[Data entries]
########################################
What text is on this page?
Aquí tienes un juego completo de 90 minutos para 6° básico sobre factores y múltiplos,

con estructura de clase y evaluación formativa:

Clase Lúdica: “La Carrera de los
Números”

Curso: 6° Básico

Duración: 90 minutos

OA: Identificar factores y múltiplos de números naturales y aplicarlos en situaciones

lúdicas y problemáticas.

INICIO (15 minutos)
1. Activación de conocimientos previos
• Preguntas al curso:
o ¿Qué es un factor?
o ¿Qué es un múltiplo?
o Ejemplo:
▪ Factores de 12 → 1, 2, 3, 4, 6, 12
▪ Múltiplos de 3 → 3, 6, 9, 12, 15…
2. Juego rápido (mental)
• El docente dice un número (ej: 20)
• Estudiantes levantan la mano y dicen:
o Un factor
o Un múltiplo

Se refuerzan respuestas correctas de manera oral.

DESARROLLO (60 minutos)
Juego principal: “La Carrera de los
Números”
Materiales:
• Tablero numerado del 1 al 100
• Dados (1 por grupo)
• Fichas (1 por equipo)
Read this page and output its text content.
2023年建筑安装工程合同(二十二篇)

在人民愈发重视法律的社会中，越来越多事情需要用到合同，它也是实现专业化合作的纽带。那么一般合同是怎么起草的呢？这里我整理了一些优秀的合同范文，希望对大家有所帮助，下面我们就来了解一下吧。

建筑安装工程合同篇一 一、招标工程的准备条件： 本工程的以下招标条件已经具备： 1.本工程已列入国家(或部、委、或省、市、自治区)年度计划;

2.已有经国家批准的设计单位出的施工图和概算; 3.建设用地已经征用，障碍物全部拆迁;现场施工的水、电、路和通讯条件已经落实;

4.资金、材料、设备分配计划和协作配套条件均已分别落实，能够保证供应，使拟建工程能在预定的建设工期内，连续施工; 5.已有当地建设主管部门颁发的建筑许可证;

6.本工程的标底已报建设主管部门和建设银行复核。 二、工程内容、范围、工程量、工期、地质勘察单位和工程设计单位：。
########################################
▶ _Given exercise_: Each entry must be reproduced verbatim.

▶ _Written solution_:
What text is on this page?
Aquí tienes un juego completo de 90 minutos para 6° básico sobre factores y múltiplos,

con estructura de clase y evaluación formativa:

Clase Lúdica: “La Carrera de los
Números”

Curso: 6° Básico

Duración: 90 minutos

OA: Identificar factores y múltiplos de números naturales y aplicarlos en situaciones

lúdicas y problemáticas.

INICIO (15 minutos)
1. Activación de conocimientos previos
• Preguntas al curso:
o ¿Qué es un factor?
o ¿Qué es un múltiplo?
o Ejemplo:
▪ Factores de 12 → 1, 2, 3, 4, 6, 12
▪ Múltiplos de 3 → 3, 6, 9, 12, 15…
2. Juego rápido (mental)
• El docente dice un número (ej: 20)
• Estudiantes levantan la mano y dicen:
o Un factor
o Un múltiplo

Se refuerzan respuestas correctas de manera oral.

DESARROLLO (60 minutos)
Juego principal: “La Carrera de los
Números”
Materiales:
• Tablero numerado del 1 al 100
• Dados (1 por grupo)
• Fichas (1 por equipo)
Read this page and output its text content.
2023年建筑安装工程合同(二十二篇)

在人民愈发重视法律的社会中，越来越多事情需要用到合同，它也是实现专业化合作的纽带。那么一般合同是怎么起草的呢？这里我整理了一些优秀的合同范文，希望对大家有所帮助，下面我们就来了解一下吧。

建筑安装工程合同篇一 一、招标工程的准备条件： 本工程的以下招标条件已经具备： 1.本工程已列入国家(或部、委、或省、市、自治区)年度计划;

2.已有经国家批准的设计单位出的施工图和概算; 3.建设用地已经征用，障碍物全部拆迁;现场施工的水、电、路和通讯条件已经落实;

4.资金、材料、设备分配计划和协作配套条件均已分别落实，能够保证供应，使拟建工程能在预定的建设工期内，连续施工; 5.已有当地建设主管部门颁发的建筑许可证;

6.本工程的标底已报建设主管部门和建设银行复核。 二、工程内容、范围、工程量、工期、地质勘察单位和工程设计单位：。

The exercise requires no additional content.